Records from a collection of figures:

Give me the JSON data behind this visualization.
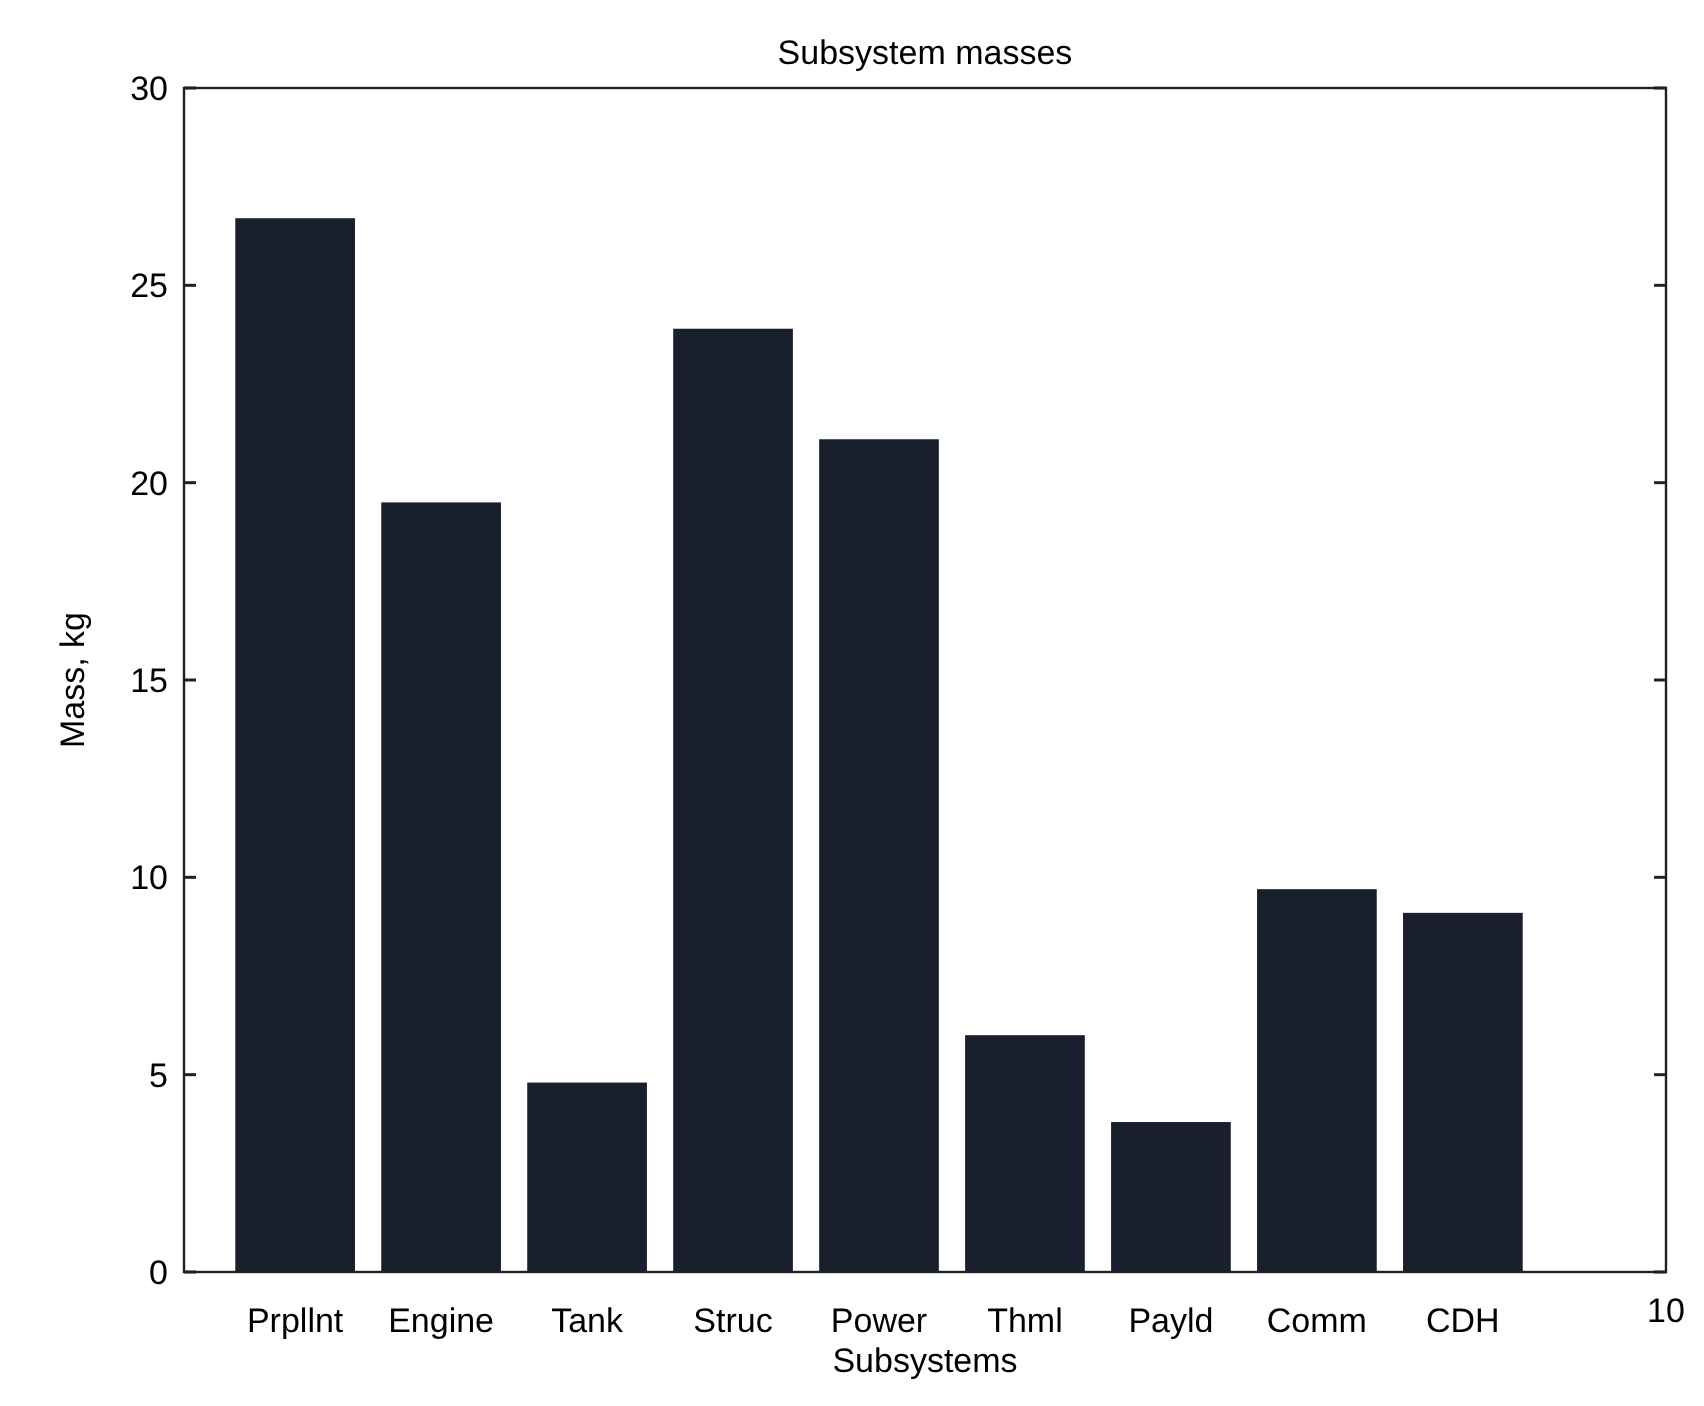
{
  "chart_data": {
    "type": "bar",
    "title": "Subsystem masses",
    "xlabel": "Subsystems",
    "ylabel": "Mass, kg",
    "categories": [
      "Prpllnt",
      "Engine",
      "Tank",
      "Struc",
      "Power",
      "Thml",
      "Payld",
      "Comm",
      "CDH"
    ],
    "values": [
      26.7,
      19.5,
      4.8,
      23.9,
      21.1,
      6.0,
      3.8,
      9.7,
      9.1
    ],
    "color": "#1a1f2e",
    "ylim": [
      0,
      30
    ],
    "yticks": [
      0,
      5,
      10,
      15,
      20,
      25,
      30
    ],
    "grid": false,
    "annotations": [
      "10"
    ]
  }
}
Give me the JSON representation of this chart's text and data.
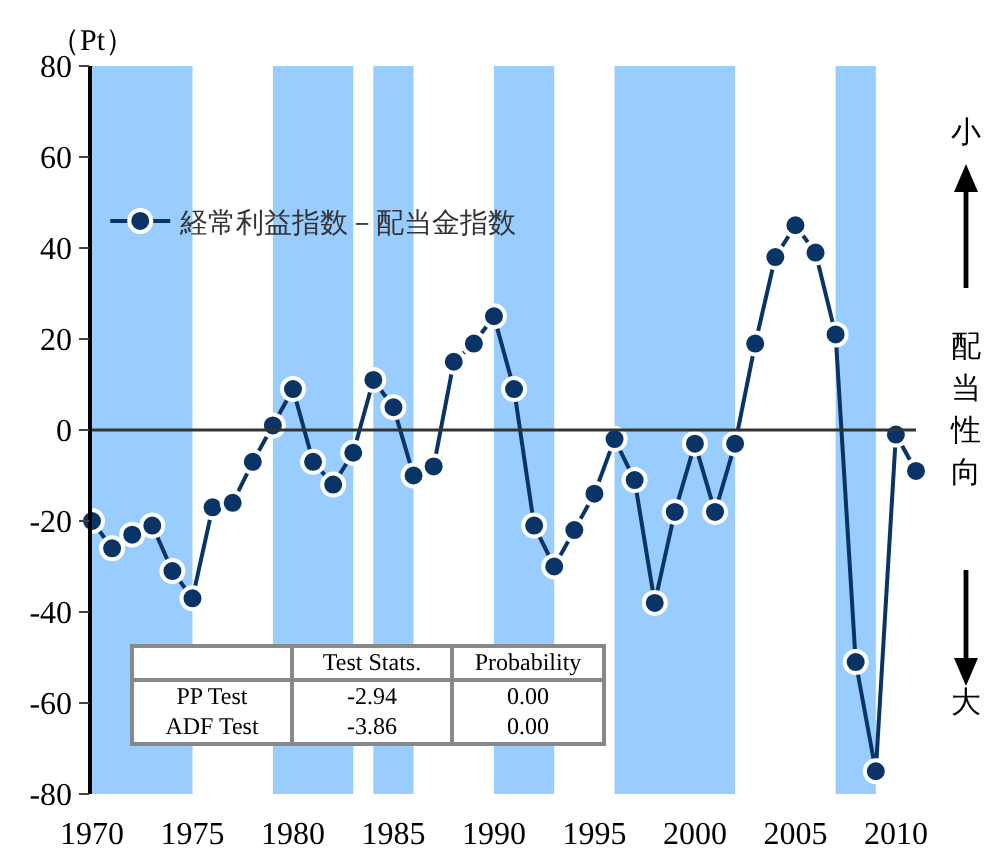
{
  "chart_data": {
    "type": "line",
    "ylabel": "（Pt）",
    "x": [
      1970,
      1971,
      1972,
      1973,
      1974,
      1975,
      1976,
      1977,
      1978,
      1979,
      1980,
      1981,
      1982,
      1983,
      1984,
      1985,
      1986,
      1987,
      1988,
      1989,
      1990,
      1991,
      1992,
      1993,
      1994,
      1995,
      1996,
      1997,
      1998,
      1999,
      2000,
      2001,
      2002,
      2003,
      2004,
      2005,
      2006,
      2007,
      2008,
      2009,
      2010,
      2011
    ],
    "series": [
      {
        "name": "経常利益指数－配当金指数",
        "color": "#0b3466",
        "values": [
          -20,
          -26,
          -23,
          -21,
          -31,
          -37,
          -17,
          -16,
          -7,
          1,
          9,
          -7,
          -12,
          -5,
          11,
          5,
          -10,
          -8,
          15,
          19,
          25,
          9,
          -21,
          -30,
          -22,
          -14,
          -2,
          -11,
          -38,
          -18,
          -3,
          -18,
          -3,
          19,
          38,
          45,
          39,
          21,
          -51,
          -75,
          -1,
          -9
        ]
      }
    ],
    "xlim": [
      1970,
      2011
    ],
    "xticks": [
      1970,
      1975,
      1980,
      1985,
      1990,
      1995,
      2000,
      2005,
      2010
    ],
    "ylim": [
      -80,
      80
    ],
    "yticks": [
      -80,
      -60,
      -40,
      -20,
      0,
      20,
      40,
      60,
      80
    ],
    "bands": [
      {
        "axis": "x",
        "from": 1970,
        "to": 1975,
        "color": "#99ccff"
      },
      {
        "axis": "x",
        "from": 1979,
        "to": 1983,
        "color": "#99ccff"
      },
      {
        "axis": "x",
        "from": 1984,
        "to": 1986,
        "color": "#99ccff"
      },
      {
        "axis": "x",
        "from": 1990,
        "to": 1993,
        "color": "#99ccff"
      },
      {
        "axis": "x",
        "from": 1996,
        "to": 2002,
        "color": "#99ccff"
      },
      {
        "axis": "x",
        "from": 2007,
        "to": 2009,
        "color": "#99ccff"
      }
    ],
    "annotations": [
      "小",
      "配当性向",
      "大",
      "Test Stats.",
      "Probability",
      "PP Test",
      "-2.94",
      "0.00",
      "ADF Test",
      "-3.86",
      "0.00"
    ],
    "ref_lines": [
      {
        "axis": "y",
        "value": 0,
        "color": "#333333"
      }
    ],
    "grid": false,
    "legend": "top left",
    "marker": "circle",
    "line_style": "solid"
  }
}
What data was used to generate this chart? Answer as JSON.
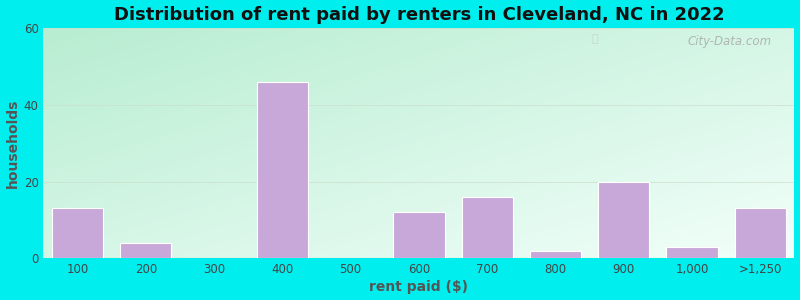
{
  "title": "Distribution of rent paid by renters in Cleveland, NC in 2022",
  "xlabel": "rent paid ($)",
  "ylabel": "households",
  "categories": [
    "100",
    "200",
    "300",
    "400",
    "500",
    "600",
    "700",
    "800",
    "900",
    "1,000",
    ">1,250"
  ],
  "values": [
    13,
    4,
    0,
    46,
    0,
    12,
    16,
    2,
    20,
    3,
    13
  ],
  "bar_color": "#C8A8D8",
  "ylim": [
    0,
    60
  ],
  "yticks": [
    0,
    20,
    40,
    60
  ],
  "title_fontsize": 13,
  "axis_label_fontsize": 10,
  "tick_fontsize": 8.5,
  "watermark_text": "City-Data.com",
  "outer_bg": "#00EEEE",
  "bg_color_topleft": "#c8eee0",
  "bg_color_topright": "#e8f8f0",
  "bg_color_bottomleft": "#e0f5e8",
  "bg_color_bottomright": "#f8fff8"
}
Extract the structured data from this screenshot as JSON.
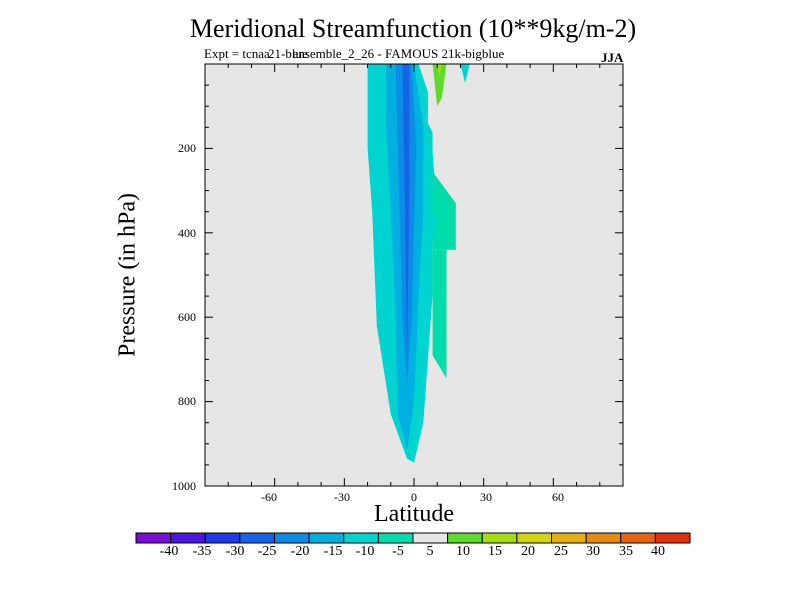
{
  "chart_data": {
    "type": "contour",
    "title": "Meridional Streamfunction (10**9kg/m-2)",
    "subtitle": "Expt = tcnaa       ensemble_2_26 - FAMOUS 21k-bigblue",
    "overlay_text": "21-blue",
    "season": "JJA",
    "xlabel": "Latitude",
    "ylabel": "Pressure (in hPa)",
    "xlim": [
      -90,
      90
    ],
    "ylim": [
      0,
      1000
    ],
    "x_ticks": [
      -60,
      -30,
      0,
      30,
      60
    ],
    "y_ticks": [
      200,
      400,
      600,
      800,
      1000
    ],
    "colorbar": {
      "levels": [
        -40,
        -35,
        -30,
        -25,
        -20,
        -15,
        -10,
        -5,
        5,
        10,
        15,
        20,
        25,
        30,
        35,
        40
      ],
      "colors": [
        "#7a10d8",
        "#4a18e0",
        "#2038e6",
        "#1464e8",
        "#0c8ce6",
        "#00b0e0",
        "#00d4d0",
        "#00dcaa",
        "#e6e6e6",
        "#5cdc28",
        "#a8dc10",
        "#d2d410",
        "#e6b010",
        "#e68a10",
        "#e66410",
        "#e03010"
      ]
    },
    "regions": [
      {
        "name": "core-minus10",
        "band": -10,
        "points": [
          [
            -20,
            0
          ],
          [
            2,
            0
          ],
          [
            8,
            100
          ],
          [
            8,
            210
          ],
          [
            10,
            350
          ],
          [
            8,
            420
          ],
          [
            8,
            545
          ],
          [
            6,
            700
          ],
          [
            4,
            850
          ],
          [
            0,
            945
          ],
          [
            -3,
            935
          ],
          [
            -10,
            830
          ],
          [
            -16,
            620
          ],
          [
            -18,
            350
          ],
          [
            -20,
            200
          ]
        ]
      },
      {
        "name": "core-minus15",
        "band": -15,
        "points": [
          [
            -12,
            0
          ],
          [
            0,
            0
          ],
          [
            4,
            150
          ],
          [
            4,
            350
          ],
          [
            2,
            550
          ],
          [
            0,
            800
          ],
          [
            -3,
            915
          ],
          [
            -7,
            830
          ],
          [
            -8,
            600
          ],
          [
            -10,
            350
          ],
          [
            -12,
            150
          ]
        ]
      },
      {
        "name": "core-minus20",
        "band": -20,
        "points": [
          [
            -8,
            0
          ],
          [
            -1,
            0
          ],
          [
            1,
            200
          ],
          [
            0,
            400
          ],
          [
            -1,
            600
          ],
          [
            -3,
            760
          ],
          [
            -5,
            600
          ],
          [
            -6,
            400
          ],
          [
            -7,
            200
          ]
        ]
      },
      {
        "name": "core-minus25",
        "band": -25,
        "points": [
          [
            -5,
            0
          ],
          [
            -2,
            0
          ],
          [
            -2,
            300
          ],
          [
            -3,
            700
          ],
          [
            -4,
            300
          ]
        ]
      },
      {
        "name": "arm-minus5",
        "band": -5,
        "points": [
          [
            8,
            255
          ],
          [
            18,
            330
          ],
          [
            22,
            360
          ],
          [
            20,
            400
          ],
          [
            20,
            440
          ],
          [
            8,
            440
          ]
        ]
      },
      {
        "name": "arm-minus5-low",
        "band": -5,
        "points": [
          [
            8,
            440
          ],
          [
            14,
            440
          ],
          [
            14,
            745
          ],
          [
            8,
            690
          ]
        ]
      },
      {
        "name": "arm-minus10",
        "band": -10,
        "points": [
          [
            5,
            350
          ],
          [
            10,
            365
          ],
          [
            8,
            420
          ],
          [
            5,
            420
          ]
        ]
      },
      {
        "name": "trace-minus10",
        "band": -10,
        "points": [
          [
            20,
            0
          ],
          [
            24,
            0
          ],
          [
            22,
            45
          ]
        ]
      },
      {
        "name": "pos-left",
        "band": 5,
        "points": [
          [
            -27,
            0
          ],
          [
            -23,
            0
          ],
          [
            -23,
            170
          ],
          [
            -26,
            195
          ],
          [
            -27,
            100
          ]
        ]
      },
      {
        "name": "pos-top",
        "band": 5,
        "points": [
          [
            6,
            0
          ],
          [
            18,
            0
          ],
          [
            17,
            140
          ],
          [
            14,
            230
          ],
          [
            6,
            140
          ]
        ]
      },
      {
        "name": "pos-top-inner",
        "band": 10,
        "points": [
          [
            8,
            0
          ],
          [
            14,
            0
          ],
          [
            12,
            80
          ],
          [
            10,
            100
          ]
        ]
      },
      {
        "name": "pos-top-yellow",
        "band": 15,
        "points": [
          [
            10,
            0
          ],
          [
            12,
            0
          ],
          [
            11,
            30
          ]
        ]
      },
      {
        "name": "pos-right",
        "band": 5,
        "points": [
          [
            18,
            305
          ],
          [
            25,
            310
          ],
          [
            27,
            600
          ],
          [
            26,
            820
          ],
          [
            22,
            800
          ],
          [
            18,
            600
          ]
        ]
      }
    ]
  }
}
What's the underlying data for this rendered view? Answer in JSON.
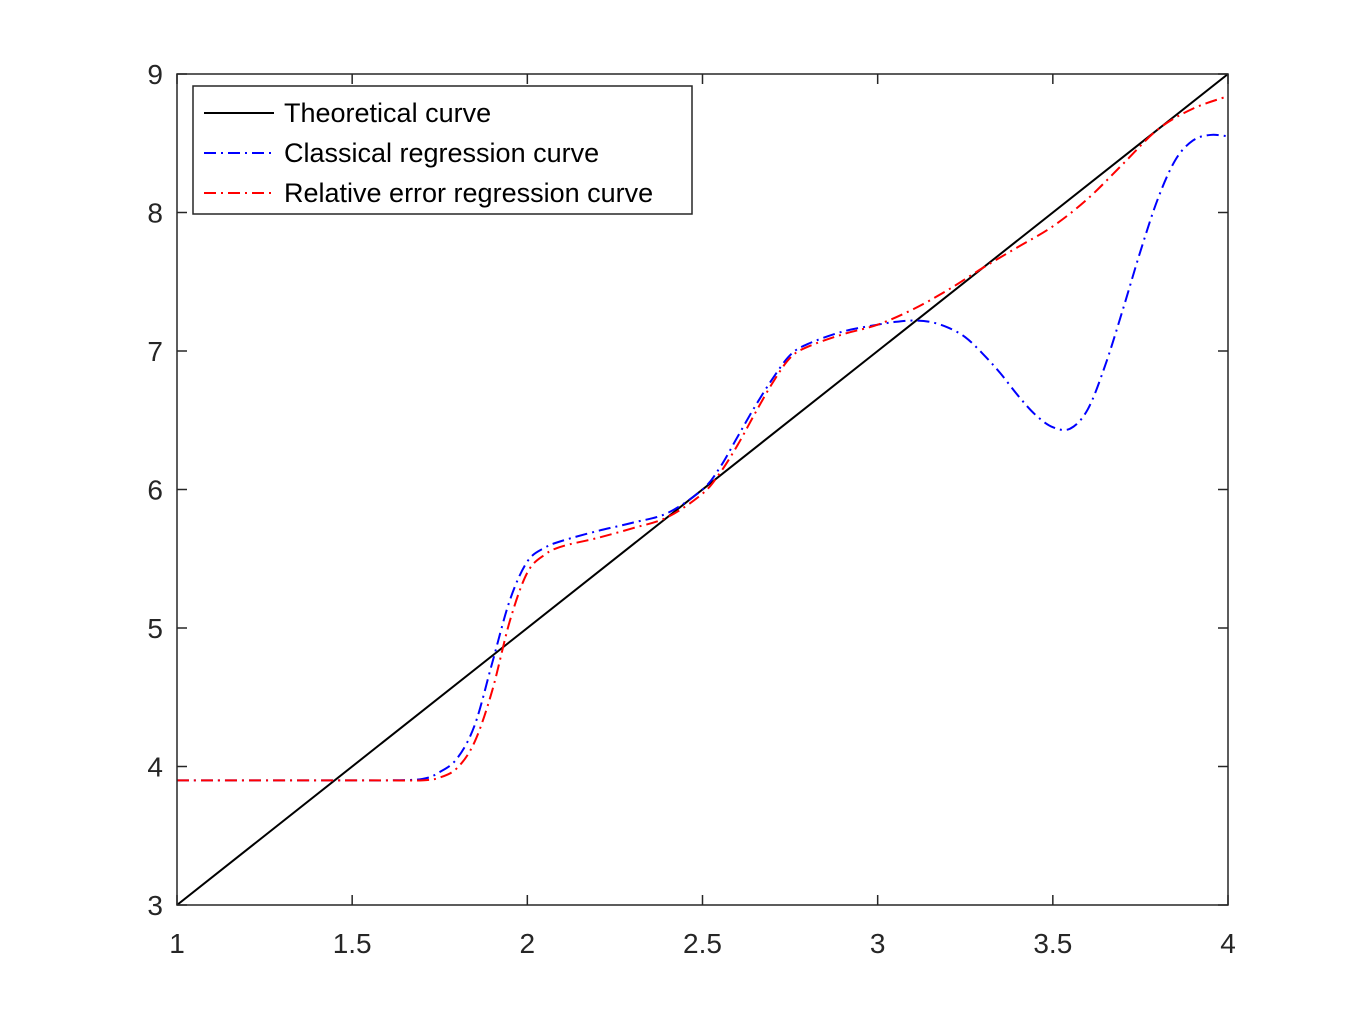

▸ **Problem details**
Figure out how many lines above include the string "ylabel", then report that number and nothing else.

▸ **Exercise response**
4